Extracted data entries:
----

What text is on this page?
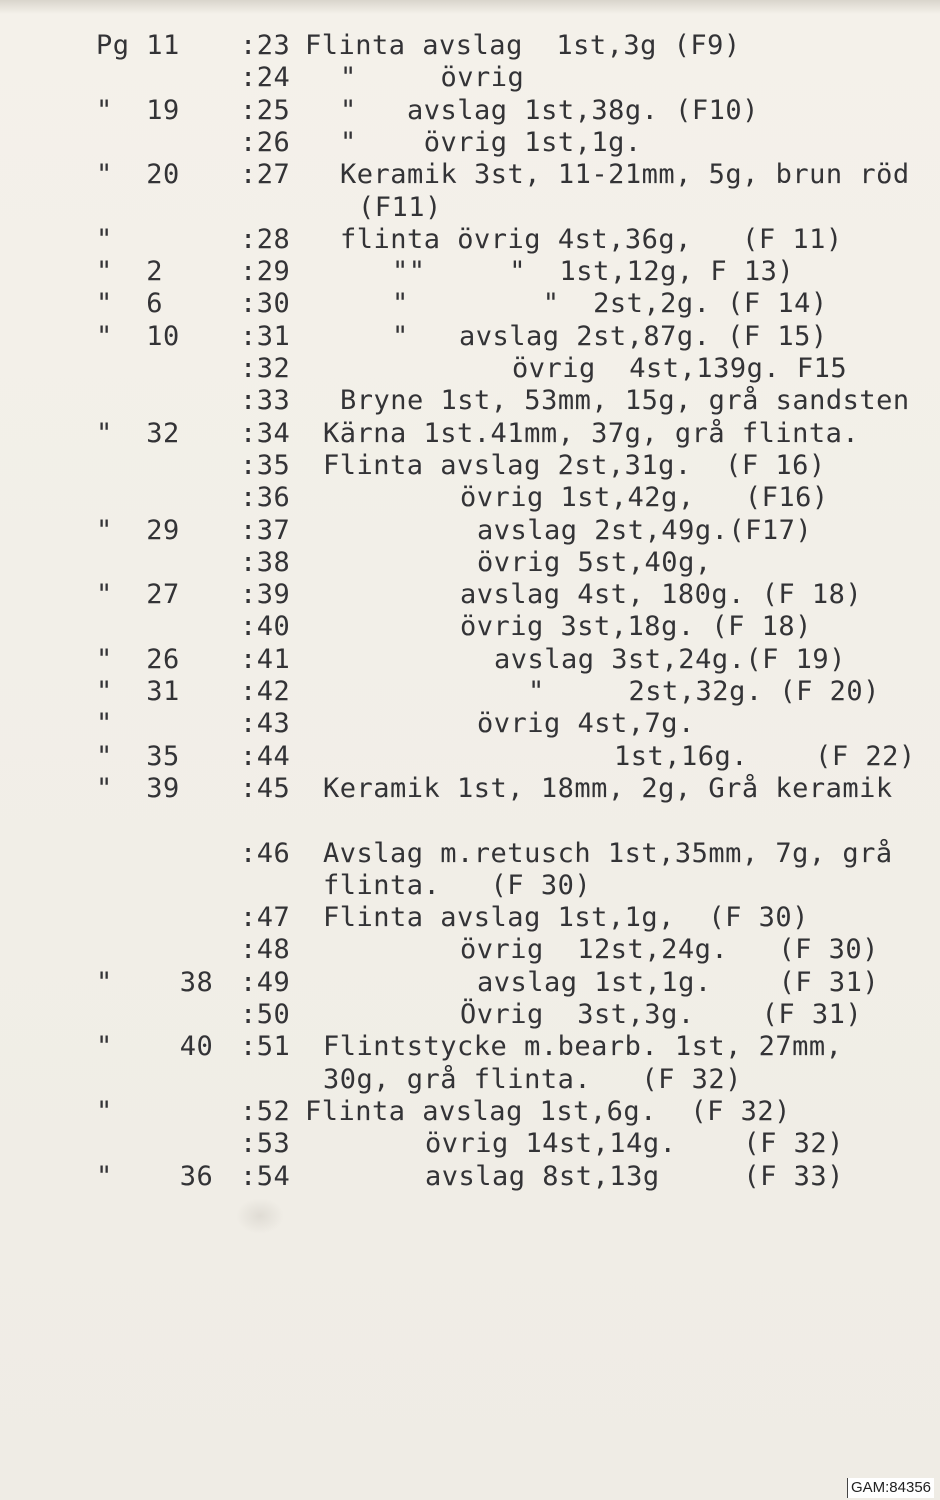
Pg 11 :23 Flinta avslag  1st,3g (F9)
:24 "     övrig
"  19 :25 "   avslag 1st,38g. (F10)
:26 "    övrig 1st,1g.
"  20 :27 Keramik 3st, 11-21mm, 5g, brun röd
(F11)
"	:28 flinta övrig 4st,36g,   (F 11)
"  2	:29	""     "  1st,12g, F 13)
"  6	:30	"        "  2st,2g. (F 14)
"  10 :31	"   avslag 2st,87g. (F 15)
:32	övrig  4st,139g. F15
:33 Bryne 1st, 53mm, 15g, grå sandsten
"  32 :34 Kärna 1st.41mm, 37g, grå flinta.
:35 Flinta avslag 2st,31g.  (F 16)
:36	övrig 1st,42g,   (F16)
"  29 :37	avslag 2st,49g.(F17)
:38	övrig 5st,40g,
"  27 :39	avslag 4st, 180g. (F 18)
:40	övrig 3st,18g. (F 18)
"  26 :41	avslag 3st,24g.(F 19)
"  31 :42	"     2st,32g. (F 20)
"	:43	övrig 4st,7g.
"  35 :44	1st,16g.    (F 22)
"  39 :45 Keramik 1st, 18mm, 2g, Grå keramik
:46 Avslag m.retusch 1st,35mm, 7g, grå
flinta.   (F 30)
:47 Flinta avslag 1st,1g,  (F 30)
:48	övrig  12st,24g.   (F 30)
"    38 :49	avslag 1st,1g.    (F 31)
:50	Övrig  3st,3g.    (F 31)
"    40 :51 Flintstycke m.bearb. 1st, 27mm,
30g, grå flinta.   (F 32)
"	:52 Flinta avslag 1st,6g.  (F 32)
:53	övrig 14st,14g.    (F 32)
"    36 :54	avslag 8st,13g     (F 33)
GAM:84356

----

Task to complete =>
Transcribe the preceding listing in its entirety and with exact wording, leaving out pictures.

Solution =>
What text is on this page?
Pg 11 :23 Flinta avslag  1st,3g (F9)
:24 "     övrig
"  19 :25 "   avslag 1st,38g. (F10)
:26 "    övrig 1st,1g.
"  20 :27 Keramik 3st, 11-21mm, 5g, brun röd
(F11)
"	:28 flinta övrig 4st,36g,   (F 11)
"  2	:29	""     "  1st,12g, F 13)
"  6	:30	"        "  2st,2g. (F 14)
"  10 :31	"   avslag 2st,87g. (F 15)
:32	övrig  4st,139g. F15
:33 Bryne 1st, 53mm, 15g, grå sandsten
"  32 :34 Kärna 1st.41mm, 37g, grå flinta.
:35 Flinta avslag 2st,31g.  (F 16)
:36	övrig 1st,42g,   (F16)
"  29 :37	avslag 2st,49g.(F17)
:38	övrig 5st,40g,
"  27 :39	avslag 4st, 180g. (F 18)
:40	övrig 3st,18g. (F 18)
"  26 :41	avslag 3st,24g.(F 19)
"  31 :42	"     2st,32g. (F 20)
"	:43	övrig 4st,7g.
"  35 :44	1st,16g.    (F 22)
"  39 :45 Keramik 1st, 18mm, 2g, Grå keramik
:46 Avslag m.retusch 1st,35mm, 7g, grå
flinta.   (F 30)
:47 Flinta avslag 1st,1g,  (F 30)
:48	övrig  12st,24g.   (F 30)
"    38 :49	avslag 1st,1g.    (F 31)
:50	Övrig  3st,3g.    (F 31)
"    40 :51 Flintstycke m.bearb. 1st, 27mm,
30g, grå flinta.   (F 32)
"	:52 Flinta avslag 1st,6g.  (F 32)
:53	övrig 14st,14g.    (F 32)
"    36 :54	avslag 8st,13g     (F 33)
GAM:84356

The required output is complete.